Data extracted from a collection:
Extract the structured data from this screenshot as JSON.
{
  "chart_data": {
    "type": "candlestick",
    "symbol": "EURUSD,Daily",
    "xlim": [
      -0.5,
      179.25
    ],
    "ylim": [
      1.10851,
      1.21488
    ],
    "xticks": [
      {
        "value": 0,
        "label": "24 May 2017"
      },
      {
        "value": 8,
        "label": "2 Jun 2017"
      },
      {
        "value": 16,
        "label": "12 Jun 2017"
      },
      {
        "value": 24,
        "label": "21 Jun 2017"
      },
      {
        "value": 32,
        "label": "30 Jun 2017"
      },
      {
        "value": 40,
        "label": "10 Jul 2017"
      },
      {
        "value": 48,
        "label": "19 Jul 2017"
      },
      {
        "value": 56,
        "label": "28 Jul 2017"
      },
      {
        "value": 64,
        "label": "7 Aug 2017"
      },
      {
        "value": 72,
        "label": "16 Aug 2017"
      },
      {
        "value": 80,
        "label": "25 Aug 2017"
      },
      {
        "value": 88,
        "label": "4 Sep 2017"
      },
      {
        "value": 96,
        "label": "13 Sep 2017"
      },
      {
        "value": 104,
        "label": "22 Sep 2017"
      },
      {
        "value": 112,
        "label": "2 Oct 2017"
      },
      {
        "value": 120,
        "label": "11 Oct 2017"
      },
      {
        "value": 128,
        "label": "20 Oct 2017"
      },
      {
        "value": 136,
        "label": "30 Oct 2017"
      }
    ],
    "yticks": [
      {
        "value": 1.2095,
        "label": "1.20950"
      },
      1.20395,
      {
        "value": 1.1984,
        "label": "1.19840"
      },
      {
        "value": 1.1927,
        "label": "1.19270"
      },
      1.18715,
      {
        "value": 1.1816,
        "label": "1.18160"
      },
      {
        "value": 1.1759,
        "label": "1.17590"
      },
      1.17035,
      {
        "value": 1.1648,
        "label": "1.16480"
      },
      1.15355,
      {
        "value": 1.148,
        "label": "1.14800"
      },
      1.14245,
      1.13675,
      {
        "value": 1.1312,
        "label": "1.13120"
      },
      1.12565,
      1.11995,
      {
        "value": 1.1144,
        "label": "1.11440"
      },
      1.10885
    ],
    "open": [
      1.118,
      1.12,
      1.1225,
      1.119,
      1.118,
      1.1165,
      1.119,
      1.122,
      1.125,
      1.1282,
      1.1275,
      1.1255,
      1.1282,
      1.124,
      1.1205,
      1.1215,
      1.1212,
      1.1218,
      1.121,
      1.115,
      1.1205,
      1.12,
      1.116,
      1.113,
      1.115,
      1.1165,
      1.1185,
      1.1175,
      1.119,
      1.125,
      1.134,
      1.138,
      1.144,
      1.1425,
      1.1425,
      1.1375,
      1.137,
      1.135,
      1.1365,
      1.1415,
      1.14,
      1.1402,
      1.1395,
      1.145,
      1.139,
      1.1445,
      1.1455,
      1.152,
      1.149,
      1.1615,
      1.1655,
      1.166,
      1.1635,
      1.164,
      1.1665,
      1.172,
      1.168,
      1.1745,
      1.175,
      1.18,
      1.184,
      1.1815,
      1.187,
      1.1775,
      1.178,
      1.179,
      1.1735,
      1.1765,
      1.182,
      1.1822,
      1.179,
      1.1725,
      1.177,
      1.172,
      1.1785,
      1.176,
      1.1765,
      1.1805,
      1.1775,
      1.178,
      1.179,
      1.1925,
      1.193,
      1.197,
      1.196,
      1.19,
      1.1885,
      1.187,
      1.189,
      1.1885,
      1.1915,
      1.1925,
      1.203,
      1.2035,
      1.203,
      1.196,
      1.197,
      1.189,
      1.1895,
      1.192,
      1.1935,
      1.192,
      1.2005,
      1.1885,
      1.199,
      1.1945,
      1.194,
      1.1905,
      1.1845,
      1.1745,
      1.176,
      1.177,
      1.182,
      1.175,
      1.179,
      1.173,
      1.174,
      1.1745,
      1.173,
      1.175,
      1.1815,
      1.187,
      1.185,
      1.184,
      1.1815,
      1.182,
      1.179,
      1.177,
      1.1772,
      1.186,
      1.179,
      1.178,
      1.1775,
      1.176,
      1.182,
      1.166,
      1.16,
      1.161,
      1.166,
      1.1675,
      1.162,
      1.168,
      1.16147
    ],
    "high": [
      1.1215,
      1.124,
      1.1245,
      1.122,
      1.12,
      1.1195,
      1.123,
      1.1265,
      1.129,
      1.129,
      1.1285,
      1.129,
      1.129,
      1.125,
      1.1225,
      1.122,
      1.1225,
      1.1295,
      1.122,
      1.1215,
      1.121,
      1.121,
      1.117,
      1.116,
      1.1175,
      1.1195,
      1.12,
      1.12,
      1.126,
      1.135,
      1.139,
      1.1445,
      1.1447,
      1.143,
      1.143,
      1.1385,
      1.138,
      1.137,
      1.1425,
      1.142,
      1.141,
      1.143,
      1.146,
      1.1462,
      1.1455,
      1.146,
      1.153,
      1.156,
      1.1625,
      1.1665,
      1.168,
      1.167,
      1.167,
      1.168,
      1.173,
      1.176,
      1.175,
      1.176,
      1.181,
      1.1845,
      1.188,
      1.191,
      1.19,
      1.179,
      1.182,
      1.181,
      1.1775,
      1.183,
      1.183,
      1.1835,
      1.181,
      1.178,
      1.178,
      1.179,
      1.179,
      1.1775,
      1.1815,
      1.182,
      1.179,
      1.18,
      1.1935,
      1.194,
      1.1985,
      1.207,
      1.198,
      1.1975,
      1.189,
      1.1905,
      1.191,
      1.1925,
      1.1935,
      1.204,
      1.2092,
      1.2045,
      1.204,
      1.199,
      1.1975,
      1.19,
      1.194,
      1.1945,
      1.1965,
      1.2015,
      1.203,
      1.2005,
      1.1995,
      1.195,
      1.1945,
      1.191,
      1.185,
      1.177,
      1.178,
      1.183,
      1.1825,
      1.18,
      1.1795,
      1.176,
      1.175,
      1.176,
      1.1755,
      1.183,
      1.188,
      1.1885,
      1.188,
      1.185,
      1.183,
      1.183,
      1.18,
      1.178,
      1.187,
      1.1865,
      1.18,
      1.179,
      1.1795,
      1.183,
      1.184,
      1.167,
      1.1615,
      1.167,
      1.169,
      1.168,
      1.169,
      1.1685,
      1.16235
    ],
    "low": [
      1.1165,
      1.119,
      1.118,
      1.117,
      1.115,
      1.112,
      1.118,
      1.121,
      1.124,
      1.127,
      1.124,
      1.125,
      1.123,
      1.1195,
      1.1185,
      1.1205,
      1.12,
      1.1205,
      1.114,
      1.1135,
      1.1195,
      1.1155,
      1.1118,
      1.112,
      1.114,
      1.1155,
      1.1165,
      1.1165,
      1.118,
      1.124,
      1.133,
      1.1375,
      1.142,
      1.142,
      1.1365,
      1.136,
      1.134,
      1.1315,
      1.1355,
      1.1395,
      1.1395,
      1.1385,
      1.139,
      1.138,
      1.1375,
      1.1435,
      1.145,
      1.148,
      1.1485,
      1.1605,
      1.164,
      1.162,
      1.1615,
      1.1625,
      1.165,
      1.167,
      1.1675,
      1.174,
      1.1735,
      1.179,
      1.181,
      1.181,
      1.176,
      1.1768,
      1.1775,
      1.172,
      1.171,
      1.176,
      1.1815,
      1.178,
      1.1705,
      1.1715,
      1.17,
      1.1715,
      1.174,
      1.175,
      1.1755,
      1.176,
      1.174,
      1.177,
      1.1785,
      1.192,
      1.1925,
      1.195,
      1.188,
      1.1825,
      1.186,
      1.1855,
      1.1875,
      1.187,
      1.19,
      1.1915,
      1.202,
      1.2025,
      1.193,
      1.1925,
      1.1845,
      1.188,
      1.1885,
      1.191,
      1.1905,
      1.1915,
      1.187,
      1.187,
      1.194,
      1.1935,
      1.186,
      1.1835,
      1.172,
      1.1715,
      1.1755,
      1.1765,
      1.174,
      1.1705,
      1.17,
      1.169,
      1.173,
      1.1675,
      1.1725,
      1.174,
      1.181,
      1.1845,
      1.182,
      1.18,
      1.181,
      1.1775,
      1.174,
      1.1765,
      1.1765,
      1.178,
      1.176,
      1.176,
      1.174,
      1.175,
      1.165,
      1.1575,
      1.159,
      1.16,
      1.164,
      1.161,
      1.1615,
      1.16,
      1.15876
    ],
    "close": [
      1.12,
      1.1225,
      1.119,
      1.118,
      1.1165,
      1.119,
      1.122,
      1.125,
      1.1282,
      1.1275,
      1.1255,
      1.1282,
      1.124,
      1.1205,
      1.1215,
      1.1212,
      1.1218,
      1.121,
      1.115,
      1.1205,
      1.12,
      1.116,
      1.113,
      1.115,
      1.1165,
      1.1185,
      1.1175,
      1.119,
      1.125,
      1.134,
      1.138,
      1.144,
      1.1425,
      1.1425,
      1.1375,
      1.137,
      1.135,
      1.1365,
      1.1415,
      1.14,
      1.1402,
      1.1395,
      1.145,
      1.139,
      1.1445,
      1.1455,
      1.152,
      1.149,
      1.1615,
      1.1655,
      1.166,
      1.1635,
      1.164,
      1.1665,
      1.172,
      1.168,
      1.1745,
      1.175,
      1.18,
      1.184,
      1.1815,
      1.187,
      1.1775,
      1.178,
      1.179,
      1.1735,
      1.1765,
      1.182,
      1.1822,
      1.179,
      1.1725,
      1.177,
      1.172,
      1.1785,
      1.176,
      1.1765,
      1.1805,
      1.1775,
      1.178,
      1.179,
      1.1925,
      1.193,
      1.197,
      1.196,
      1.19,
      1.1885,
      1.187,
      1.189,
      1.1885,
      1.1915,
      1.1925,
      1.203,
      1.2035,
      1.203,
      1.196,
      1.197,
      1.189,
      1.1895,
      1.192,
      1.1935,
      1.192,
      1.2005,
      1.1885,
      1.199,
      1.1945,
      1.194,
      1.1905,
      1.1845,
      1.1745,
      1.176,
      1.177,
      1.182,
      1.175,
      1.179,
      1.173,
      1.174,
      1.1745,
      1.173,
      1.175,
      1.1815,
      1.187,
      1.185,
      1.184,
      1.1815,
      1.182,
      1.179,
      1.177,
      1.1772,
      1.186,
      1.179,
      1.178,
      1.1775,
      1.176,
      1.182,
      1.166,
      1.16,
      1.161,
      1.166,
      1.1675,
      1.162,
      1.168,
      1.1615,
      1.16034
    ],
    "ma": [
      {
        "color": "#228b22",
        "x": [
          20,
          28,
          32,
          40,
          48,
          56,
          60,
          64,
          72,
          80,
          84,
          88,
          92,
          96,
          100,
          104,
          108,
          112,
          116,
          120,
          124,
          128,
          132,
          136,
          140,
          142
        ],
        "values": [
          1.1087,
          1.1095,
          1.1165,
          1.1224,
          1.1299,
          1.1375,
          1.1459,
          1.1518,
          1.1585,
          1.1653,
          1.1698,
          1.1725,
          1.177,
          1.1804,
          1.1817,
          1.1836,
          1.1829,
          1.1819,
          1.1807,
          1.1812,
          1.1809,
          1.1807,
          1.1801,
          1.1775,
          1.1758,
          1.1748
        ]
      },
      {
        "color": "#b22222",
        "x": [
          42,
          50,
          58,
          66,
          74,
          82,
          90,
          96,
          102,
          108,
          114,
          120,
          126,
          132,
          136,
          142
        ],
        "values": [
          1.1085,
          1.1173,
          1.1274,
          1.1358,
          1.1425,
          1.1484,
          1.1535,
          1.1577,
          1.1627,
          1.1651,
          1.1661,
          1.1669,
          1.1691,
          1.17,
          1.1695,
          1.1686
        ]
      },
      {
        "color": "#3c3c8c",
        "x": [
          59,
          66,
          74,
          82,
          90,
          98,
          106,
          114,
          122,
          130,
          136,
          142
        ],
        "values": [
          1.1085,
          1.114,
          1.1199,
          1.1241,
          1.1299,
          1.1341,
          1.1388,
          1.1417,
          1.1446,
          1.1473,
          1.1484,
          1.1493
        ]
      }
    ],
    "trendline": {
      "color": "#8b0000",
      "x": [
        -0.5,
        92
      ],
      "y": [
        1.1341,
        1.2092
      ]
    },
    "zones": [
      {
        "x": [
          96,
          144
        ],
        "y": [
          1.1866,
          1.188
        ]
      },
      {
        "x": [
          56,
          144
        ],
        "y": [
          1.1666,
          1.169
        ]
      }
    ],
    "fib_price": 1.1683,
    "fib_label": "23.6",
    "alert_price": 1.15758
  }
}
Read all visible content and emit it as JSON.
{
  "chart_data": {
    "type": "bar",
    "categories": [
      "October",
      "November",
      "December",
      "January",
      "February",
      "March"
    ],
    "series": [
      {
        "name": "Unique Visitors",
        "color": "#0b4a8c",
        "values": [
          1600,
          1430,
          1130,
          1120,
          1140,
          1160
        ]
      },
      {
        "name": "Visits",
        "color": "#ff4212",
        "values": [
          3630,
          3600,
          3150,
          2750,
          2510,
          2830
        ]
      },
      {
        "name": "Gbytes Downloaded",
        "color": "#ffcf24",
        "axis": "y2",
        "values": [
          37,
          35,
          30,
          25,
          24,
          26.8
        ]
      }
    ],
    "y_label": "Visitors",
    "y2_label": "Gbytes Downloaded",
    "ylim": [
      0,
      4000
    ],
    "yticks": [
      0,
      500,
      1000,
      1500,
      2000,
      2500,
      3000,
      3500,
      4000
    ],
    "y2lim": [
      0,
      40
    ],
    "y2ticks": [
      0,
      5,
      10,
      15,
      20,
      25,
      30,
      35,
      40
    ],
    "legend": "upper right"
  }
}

The task:
Read the data above and pull out each line that holds the string "Downloaded".

Reply to the exercise:
        "name": "Gbytes Downloaded",
    "y2_label": "Gbytes Downloaded",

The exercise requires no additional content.